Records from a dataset
──────

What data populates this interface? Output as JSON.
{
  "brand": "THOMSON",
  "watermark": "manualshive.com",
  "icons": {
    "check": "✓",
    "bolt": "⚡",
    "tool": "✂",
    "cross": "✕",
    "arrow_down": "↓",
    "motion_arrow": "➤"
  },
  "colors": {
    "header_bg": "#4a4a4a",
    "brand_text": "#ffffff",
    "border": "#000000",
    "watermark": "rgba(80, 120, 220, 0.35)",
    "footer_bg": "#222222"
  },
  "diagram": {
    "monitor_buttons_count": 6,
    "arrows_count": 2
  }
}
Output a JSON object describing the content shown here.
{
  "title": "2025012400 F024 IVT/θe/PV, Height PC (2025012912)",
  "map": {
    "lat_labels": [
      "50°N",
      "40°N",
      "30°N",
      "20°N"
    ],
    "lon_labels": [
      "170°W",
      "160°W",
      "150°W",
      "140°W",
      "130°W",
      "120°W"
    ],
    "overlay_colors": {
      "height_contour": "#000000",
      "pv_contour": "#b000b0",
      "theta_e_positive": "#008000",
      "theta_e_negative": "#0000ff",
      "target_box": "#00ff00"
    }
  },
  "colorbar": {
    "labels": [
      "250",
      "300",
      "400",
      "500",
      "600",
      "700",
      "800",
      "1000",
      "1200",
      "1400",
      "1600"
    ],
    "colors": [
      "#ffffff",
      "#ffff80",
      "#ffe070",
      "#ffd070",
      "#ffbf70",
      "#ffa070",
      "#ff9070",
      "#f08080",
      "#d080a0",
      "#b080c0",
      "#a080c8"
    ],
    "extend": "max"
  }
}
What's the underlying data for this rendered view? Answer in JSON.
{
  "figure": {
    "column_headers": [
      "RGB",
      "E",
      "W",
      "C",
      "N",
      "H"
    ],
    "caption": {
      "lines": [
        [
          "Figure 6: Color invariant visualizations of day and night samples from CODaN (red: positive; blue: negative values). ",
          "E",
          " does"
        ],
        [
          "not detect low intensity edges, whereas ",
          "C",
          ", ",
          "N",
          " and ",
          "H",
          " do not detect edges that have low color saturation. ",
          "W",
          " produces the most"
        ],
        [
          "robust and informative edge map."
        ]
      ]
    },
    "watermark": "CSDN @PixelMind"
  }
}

──────

EXERCISE BRIEF
The data above must be returned in full, exactly as written.

ANSWER IN FULL
What data populates this interface? Output as JSON.
{
  "brand": "THOMSON",
  "watermark": "manualshive.com",
  "icons": {
    "check": "✓",
    "bolt": "⚡",
    "tool": "✂",
    "cross": "✕",
    "arrow_down": "↓",
    "motion_arrow": "➤"
  },
  "colors": {
    "header_bg": "#4a4a4a",
    "brand_text": "#ffffff",
    "border": "#000000",
    "watermark": "rgba(80, 120, 220, 0.35)",
    "footer_bg": "#222222"
  },
  "diagram": {
    "monitor_buttons_count": 6,
    "arrows_count": 2
  }
}
Output a JSON object describing the content shown here.
{
  "title": "2025012400 F024 IVT/θe/PV, Height PC (2025012912)",
  "map": {
    "lat_labels": [
      "50°N",
      "40°N",
      "30°N",
      "20°N"
    ],
    "lon_labels": [
      "170°W",
      "160°W",
      "150°W",
      "140°W",
      "130°W",
      "120°W"
    ],
    "overlay_colors": {
      "height_contour": "#000000",
      "pv_contour": "#b000b0",
      "theta_e_positive": "#008000",
      "theta_e_negative": "#0000ff",
      "target_box": "#00ff00"
    }
  },
  "colorbar": {
    "labels": [
      "250",
      "300",
      "400",
      "500",
      "600",
      "700",
      "800",
      "1000",
      "1200",
      "1400",
      "1600"
    ],
    "colors": [
      "#ffffff",
      "#ffff80",
      "#ffe070",
      "#ffd070",
      "#ffbf70",
      "#ffa070",
      "#ff9070",
      "#f08080",
      "#d080a0",
      "#b080c0",
      "#a080c8"
    ],
    "extend": "max"
  }
}
What's the underlying data for this rendered view? Answer in JSON.
{
  "figure": {
    "column_headers": [
      "RGB",
      "E",
      "W",
      "C",
      "N",
      "H"
    ],
    "caption": {
      "lines": [
        [
          "Figure 6: Color invariant visualizations of day and night samples from CODaN (red: positive; blue: negative values). ",
          "E",
          " does"
        ],
        [
          "not detect low intensity edges, whereas ",
          "C",
          ", ",
          "N",
          " and ",
          "H",
          " do not detect edges that have low color saturation. ",
          "W",
          " produces the most"
        ],
        [
          "robust and informative edge map."
        ]
      ]
    },
    "watermark": "CSDN @PixelMind"
  }
}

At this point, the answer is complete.